*What is asked*. Compile every line that includes the word "screenshot".

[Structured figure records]
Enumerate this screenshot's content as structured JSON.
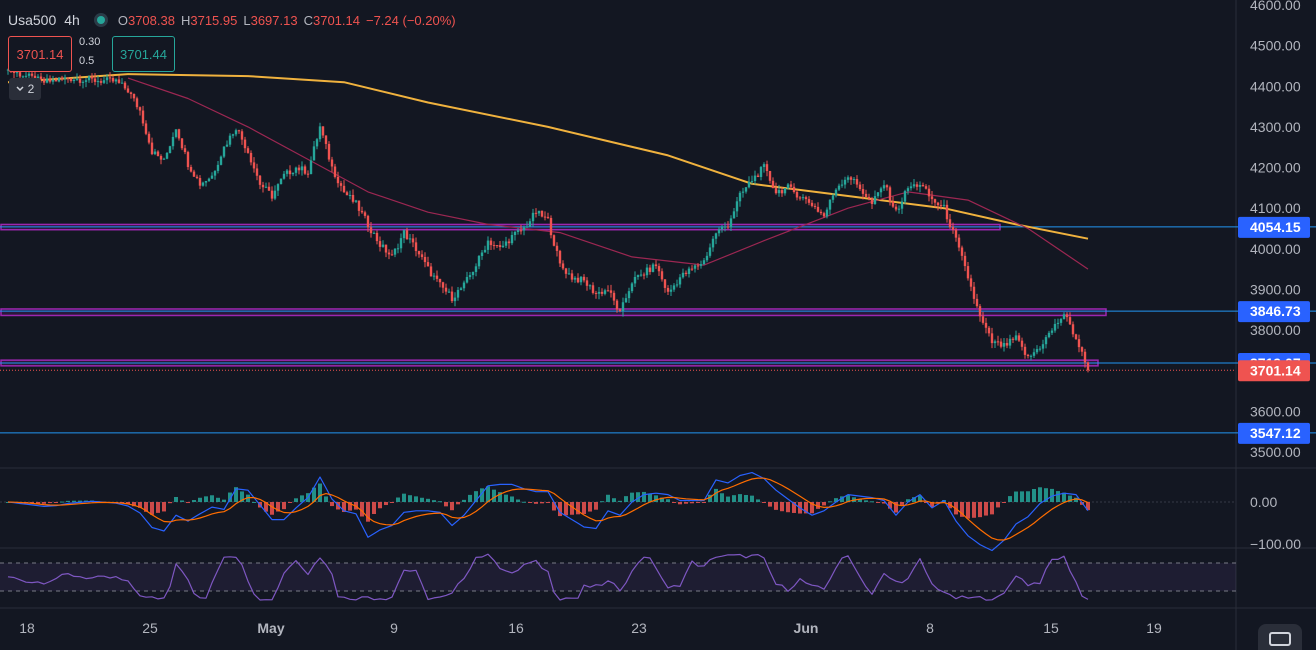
{
  "legend": {
    "symbol": "Usa500",
    "timeframe": "4h",
    "o_key": "O",
    "o_val": "3708.38",
    "h_key": "H",
    "h_val": "3715.95",
    "l_key": "L",
    "l_val": "3697.13",
    "c_key": "C",
    "c_val": "3701.14",
    "change": "−7.24 (−0.20%)"
  },
  "trade_panel": {
    "sell_price": "3701.14",
    "buy_price": "3701.44",
    "spread_top": "0.30",
    "spread_bottom": "0.5",
    "lots_value": "2"
  },
  "colors": {
    "background": "#131722",
    "up": "#26a69a",
    "down": "#ef5350",
    "ma_slow": "#f0b23e",
    "ma_fast": "#9c2752",
    "level_line": "#2196f3",
    "zone": "#9c27b0",
    "macd_line": "#2962ff",
    "signal_line": "#ff6d00",
    "rsi_line": "#7e57c2"
  },
  "price_axis": {
    "ticks": [
      "4600.00",
      "4500.00",
      "4400.00",
      "4300.00",
      "4200.00",
      "4100.00",
      "4000.00",
      "3900.00",
      "3800.00",
      "3600.00",
      "3500.00"
    ],
    "tick_values": [
      4600,
      4500,
      4400,
      4300,
      4200,
      4100,
      4000,
      3900,
      3800,
      3600,
      3500
    ],
    "range": [
      3470,
      4610
    ]
  },
  "macd_axis": {
    "ticks": [
      "0.00",
      "−100.00"
    ],
    "tick_values": [
      0,
      -100
    ]
  },
  "time_axis": {
    "labels": [
      "18",
      "25",
      "May",
      "9",
      "16",
      "23",
      "Jun",
      "8",
      "15",
      "19"
    ],
    "bold": [
      false,
      false,
      true,
      false,
      false,
      false,
      true,
      false,
      false,
      false
    ]
  },
  "chart_data": {
    "type": "candlestick",
    "symbol": "Usa500",
    "timeframe": "4h",
    "ylim": [
      3470,
      4610
    ],
    "x_labels": [
      "18",
      "25",
      "May",
      "9",
      "16",
      "23",
      "Jun",
      "8",
      "15",
      "19"
    ],
    "last_price": 3701.14,
    "price_tags": [
      {
        "label": "4054.15",
        "value": 4054.15,
        "type": "horizontal_line"
      },
      {
        "label": "3846.73",
        "value": 3846.73,
        "type": "horizontal_line"
      },
      {
        "label": "3719.07",
        "value": 3719.07,
        "type": "horizontal_line"
      },
      {
        "label": "3701.14",
        "value": 3701.14,
        "type": "last_price"
      },
      {
        "label": "3547.12",
        "value": 3547.12,
        "type": "horizontal_line"
      }
    ],
    "zones": [
      {
        "from": 4047,
        "to": 4060
      },
      {
        "from": 3836,
        "to": 3852
      },
      {
        "from": 3712,
        "to": 3726
      }
    ],
    "close_path": [
      {
        "x": 0,
        "c": 4440
      },
      {
        "x": 3,
        "c": 4410
      },
      {
        "x": 5,
        "c": 4420
      },
      {
        "x": 7,
        "c": 4415
      },
      {
        "x": 9,
        "c": 4412
      },
      {
        "x": 10,
        "c": 4390
      },
      {
        "x": 11,
        "c": 4340
      },
      {
        "x": 12,
        "c": 4240
      },
      {
        "x": 13,
        "c": 4215
      },
      {
        "x": 14,
        "c": 4300
      },
      {
        "x": 15,
        "c": 4210
      },
      {
        "x": 16,
        "c": 4160
      },
      {
        "x": 17,
        "c": 4180
      },
      {
        "x": 18,
        "c": 4250
      },
      {
        "x": 19,
        "c": 4300
      },
      {
        "x": 20,
        "c": 4240
      },
      {
        "x": 21,
        "c": 4160
      },
      {
        "x": 22,
        "c": 4130
      },
      {
        "x": 23,
        "c": 4180
      },
      {
        "x": 24,
        "c": 4200
      },
      {
        "x": 25,
        "c": 4190
      },
      {
        "x": 26,
        "c": 4300
      },
      {
        "x": 27,
        "c": 4200
      },
      {
        "x": 28,
        "c": 4140
      },
      {
        "x": 29,
        "c": 4110
      },
      {
        "x": 30,
        "c": 4060
      },
      {
        "x": 31,
        "c": 4010
      },
      {
        "x": 32,
        "c": 3980
      },
      {
        "x": 33,
        "c": 4040
      },
      {
        "x": 34,
        "c": 4000
      },
      {
        "x": 35,
        "c": 3950
      },
      {
        "x": 36,
        "c": 3910
      },
      {
        "x": 37,
        "c": 3880
      },
      {
        "x": 38,
        "c": 3910
      },
      {
        "x": 39,
        "c": 3960
      },
      {
        "x": 40,
        "c": 4020
      },
      {
        "x": 41,
        "c": 4000
      },
      {
        "x": 42,
        "c": 4030
      },
      {
        "x": 43,
        "c": 4050
      },
      {
        "x": 44,
        "c": 4090
      },
      {
        "x": 45,
        "c": 4070
      },
      {
        "x": 46,
        "c": 3960
      },
      {
        "x": 47,
        "c": 3930
      },
      {
        "x": 48,
        "c": 3920
      },
      {
        "x": 49,
        "c": 3890
      },
      {
        "x": 50,
        "c": 3900
      },
      {
        "x": 51,
        "c": 3840
      },
      {
        "x": 52,
        "c": 3920
      },
      {
        "x": 53,
        "c": 3940
      },
      {
        "x": 54,
        "c": 3960
      },
      {
        "x": 55,
        "c": 3890
      },
      {
        "x": 56,
        "c": 3930
      },
      {
        "x": 57,
        "c": 3950
      },
      {
        "x": 58,
        "c": 3970
      },
      {
        "x": 59,
        "c": 4040
      },
      {
        "x": 60,
        "c": 4060
      },
      {
        "x": 61,
        "c": 4130
      },
      {
        "x": 62,
        "c": 4170
      },
      {
        "x": 63,
        "c": 4200
      },
      {
        "x": 64,
        "c": 4140
      },
      {
        "x": 65,
        "c": 4150
      },
      {
        "x": 66,
        "c": 4130
      },
      {
        "x": 67,
        "c": 4110
      },
      {
        "x": 68,
        "c": 4080
      },
      {
        "x": 69,
        "c": 4150
      },
      {
        "x": 70,
        "c": 4180
      },
      {
        "x": 71,
        "c": 4150
      },
      {
        "x": 72,
        "c": 4110
      },
      {
        "x": 73,
        "c": 4160
      },
      {
        "x": 74,
        "c": 4090
      },
      {
        "x": 75,
        "c": 4150
      },
      {
        "x": 76,
        "c": 4160
      },
      {
        "x": 77,
        "c": 4120
      },
      {
        "x": 78,
        "c": 4100
      },
      {
        "x": 79,
        "c": 4020
      },
      {
        "x": 80,
        "c": 3930
      },
      {
        "x": 81,
        "c": 3830
      },
      {
        "x": 82,
        "c": 3770
      },
      {
        "x": 83,
        "c": 3760
      },
      {
        "x": 84,
        "c": 3780
      },
      {
        "x": 85,
        "c": 3730
      },
      {
        "x": 86,
        "c": 3760
      },
      {
        "x": 87,
        "c": 3800
      },
      {
        "x": 88,
        "c": 3840
      },
      {
        "x": 89,
        "c": 3780
      },
      {
        "x": 90,
        "c": 3701
      }
    ],
    "ma_slow": [
      {
        "x": 0,
        "v": 4410
      },
      {
        "x": 10,
        "v": 4430
      },
      {
        "x": 20,
        "v": 4425
      },
      {
        "x": 28,
        "v": 4410
      },
      {
        "x": 35,
        "v": 4360
      },
      {
        "x": 45,
        "v": 4300
      },
      {
        "x": 55,
        "v": 4230
      },
      {
        "x": 62,
        "v": 4160
      },
      {
        "x": 70,
        "v": 4130
      },
      {
        "x": 78,
        "v": 4100
      },
      {
        "x": 84,
        "v": 4060
      },
      {
        "x": 90,
        "v": 4025
      }
    ],
    "ma_fast": [
      {
        "x": 10,
        "v": 4420
      },
      {
        "x": 15,
        "v": 4370
      },
      {
        "x": 20,
        "v": 4300
      },
      {
        "x": 25,
        "v": 4220
      },
      {
        "x": 30,
        "v": 4140
      },
      {
        "x": 35,
        "v": 4090
      },
      {
        "x": 40,
        "v": 4060
      },
      {
        "x": 46,
        "v": 4040
      },
      {
        "x": 52,
        "v": 3980
      },
      {
        "x": 58,
        "v": 3960
      },
      {
        "x": 63,
        "v": 4020
      },
      {
        "x": 70,
        "v": 4100
      },
      {
        "x": 75,
        "v": 4140
      },
      {
        "x": 80,
        "v": 4120
      },
      {
        "x": 85,
        "v": 4050
      },
      {
        "x": 90,
        "v": 3950
      }
    ]
  }
}
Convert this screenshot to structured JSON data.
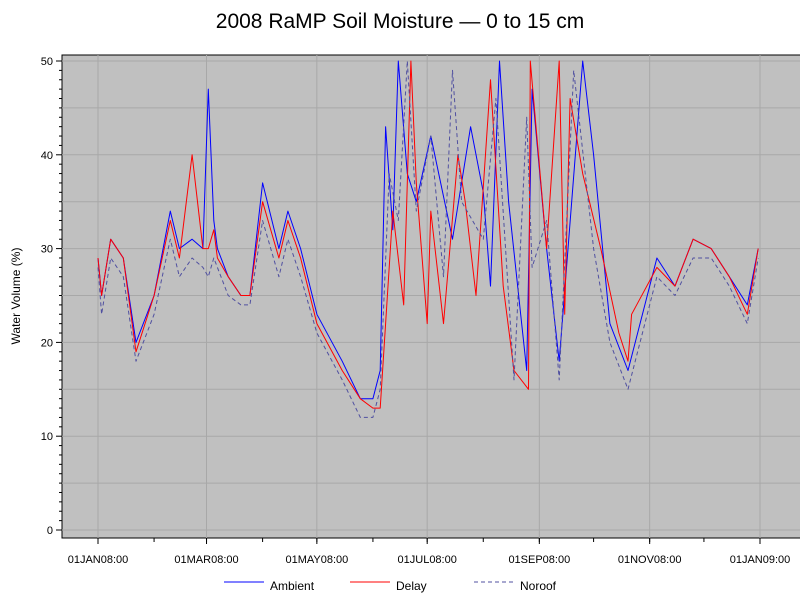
{
  "chart_data": {
    "type": "line",
    "title": "2008 RaMP Soil Moisture — 0 to 15 cm",
    "xlabel": "",
    "ylabel": "Water Volume (%)",
    "ylim": [
      0,
      50
    ],
    "yticks": [
      0,
      10,
      20,
      30,
      40,
      50
    ],
    "xlim": [
      "2008-01-01",
      "2009-01-01"
    ],
    "xticks": [
      "01JAN08:00",
      "01MAR08:00",
      "01MAY08:00",
      "01JUL08:00",
      "01SEP08:00",
      "01NOV08:00",
      "01JAN09:00"
    ],
    "xtick_dates": [
      "2008-01-01",
      "2008-03-01",
      "2008-05-01",
      "2008-07-01",
      "2008-09-01",
      "2008-11-01",
      "2009-01-01"
    ],
    "grid": true,
    "background": "#c0c0c0",
    "legend_position": "bottom",
    "series": [
      {
        "name": "Ambient",
        "color": "#0000ff",
        "style": "solid",
        "x": [
          "2008-01-01",
          "2008-01-03",
          "2008-01-08",
          "2008-01-15",
          "2008-01-22",
          "2008-02-01",
          "2008-02-10",
          "2008-02-15",
          "2008-02-22",
          "2008-02-28",
          "2008-03-02",
          "2008-03-05",
          "2008-03-07",
          "2008-03-13",
          "2008-03-20",
          "2008-03-25",
          "2008-04-01",
          "2008-04-10",
          "2008-04-15",
          "2008-04-22",
          "2008-05-01",
          "2008-05-15",
          "2008-05-25",
          "2008-06-01",
          "2008-06-05",
          "2008-06-08",
          "2008-06-12",
          "2008-06-15",
          "2008-06-20",
          "2008-06-25",
          "2008-07-03",
          "2008-07-15",
          "2008-07-25",
          "2008-08-01",
          "2008-08-05",
          "2008-08-10",
          "2008-08-15",
          "2008-08-25",
          "2008-08-28",
          "2008-09-05",
          "2008-09-12",
          "2008-09-25",
          "2008-10-01",
          "2008-10-06",
          "2008-10-10",
          "2008-10-20",
          "2008-11-05",
          "2008-11-15",
          "2008-11-25",
          "2008-12-05",
          "2008-12-15",
          "2008-12-25",
          "2008-12-31"
        ],
        "y": [
          29,
          25,
          31,
          29,
          20,
          25,
          34,
          30,
          31,
          30,
          47,
          33,
          30,
          27,
          25,
          25,
          37,
          30,
          34,
          30,
          23,
          18,
          14,
          14,
          17,
          43,
          32,
          50,
          38,
          35,
          42,
          31,
          43,
          36,
          26,
          50,
          35,
          17,
          47,
          30,
          18,
          50,
          40,
          30,
          22,
          17,
          29,
          26,
          31,
          30,
          27,
          24,
          30
        ]
      },
      {
        "name": "Delay",
        "color": "#ff0000",
        "style": "solid",
        "x": [
          "2008-01-01",
          "2008-01-03",
          "2008-01-08",
          "2008-01-15",
          "2008-01-22",
          "2008-02-01",
          "2008-02-10",
          "2008-02-15",
          "2008-02-22",
          "2008-02-28",
          "2008-03-02",
          "2008-03-05",
          "2008-03-07",
          "2008-03-13",
          "2008-03-20",
          "2008-03-25",
          "2008-04-01",
          "2008-04-10",
          "2008-04-15",
          "2008-04-22",
          "2008-05-01",
          "2008-05-15",
          "2008-05-25",
          "2008-06-01",
          "2008-06-05",
          "2008-06-12",
          "2008-06-18",
          "2008-06-22",
          "2008-06-25",
          "2008-07-01",
          "2008-07-03",
          "2008-07-10",
          "2008-07-18",
          "2008-07-22",
          "2008-07-28",
          "2008-08-05",
          "2008-08-12",
          "2008-08-18",
          "2008-08-26",
          "2008-08-27",
          "2008-09-05",
          "2008-09-12",
          "2008-09-15",
          "2008-09-18",
          "2008-09-25",
          "2008-10-05",
          "2008-10-15",
          "2008-10-20",
          "2008-10-22",
          "2008-11-05",
          "2008-11-15",
          "2008-11-25",
          "2008-12-05",
          "2008-12-15",
          "2008-12-25",
          "2008-12-31"
        ],
        "y": [
          29,
          25,
          31,
          29,
          19,
          25,
          33,
          29,
          40,
          30,
          30,
          32,
          29,
          27,
          25,
          25,
          35,
          29,
          33,
          29,
          22,
          17,
          14,
          13,
          13,
          34,
          24,
          50,
          37,
          22,
          34,
          22,
          40,
          35,
          25,
          48,
          26,
          17,
          15,
          50,
          30,
          50,
          23,
          46,
          38,
          30,
          21,
          18,
          23,
          28,
          26,
          31,
          30,
          27,
          23,
          30
        ]
      },
      {
        "name": "Noroof",
        "color": "#5050a0",
        "style": "dashed",
        "x": [
          "2008-01-01",
          "2008-01-03",
          "2008-01-08",
          "2008-01-15",
          "2008-01-22",
          "2008-02-01",
          "2008-02-10",
          "2008-02-15",
          "2008-02-22",
          "2008-02-28",
          "2008-03-02",
          "2008-03-05",
          "2008-03-07",
          "2008-03-13",
          "2008-03-20",
          "2008-03-25",
          "2008-04-01",
          "2008-04-10",
          "2008-04-15",
          "2008-04-22",
          "2008-05-01",
          "2008-05-15",
          "2008-05-25",
          "2008-06-01",
          "2008-06-05",
          "2008-06-10",
          "2008-06-15",
          "2008-06-20",
          "2008-06-25",
          "2008-07-03",
          "2008-07-10",
          "2008-07-15",
          "2008-07-20",
          "2008-08-01",
          "2008-08-08",
          "2008-08-18",
          "2008-08-25",
          "2008-08-28",
          "2008-09-05",
          "2008-09-12",
          "2008-09-20",
          "2008-10-01",
          "2008-10-10",
          "2008-10-20",
          "2008-11-05",
          "2008-11-15",
          "2008-11-25",
          "2008-12-05",
          "2008-12-15",
          "2008-12-25",
          "2008-12-31"
        ],
        "y": [
          28,
          23,
          29,
          27,
          18,
          23,
          31,
          27,
          29,
          28,
          27,
          29,
          28,
          25,
          24,
          24,
          33,
          27,
          31,
          27,
          21,
          16,
          12,
          12,
          15,
          38,
          33,
          50,
          34,
          42,
          27,
          49,
          35,
          31,
          46,
          16,
          44,
          28,
          33,
          16,
          49,
          30,
          20,
          15,
          27,
          25,
          29,
          29,
          26,
          22,
          29
        ]
      }
    ]
  }
}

*Correct result*.
Enumerate this screenshot's content as structured JSON.
Convert this screenshot to structured JSON data.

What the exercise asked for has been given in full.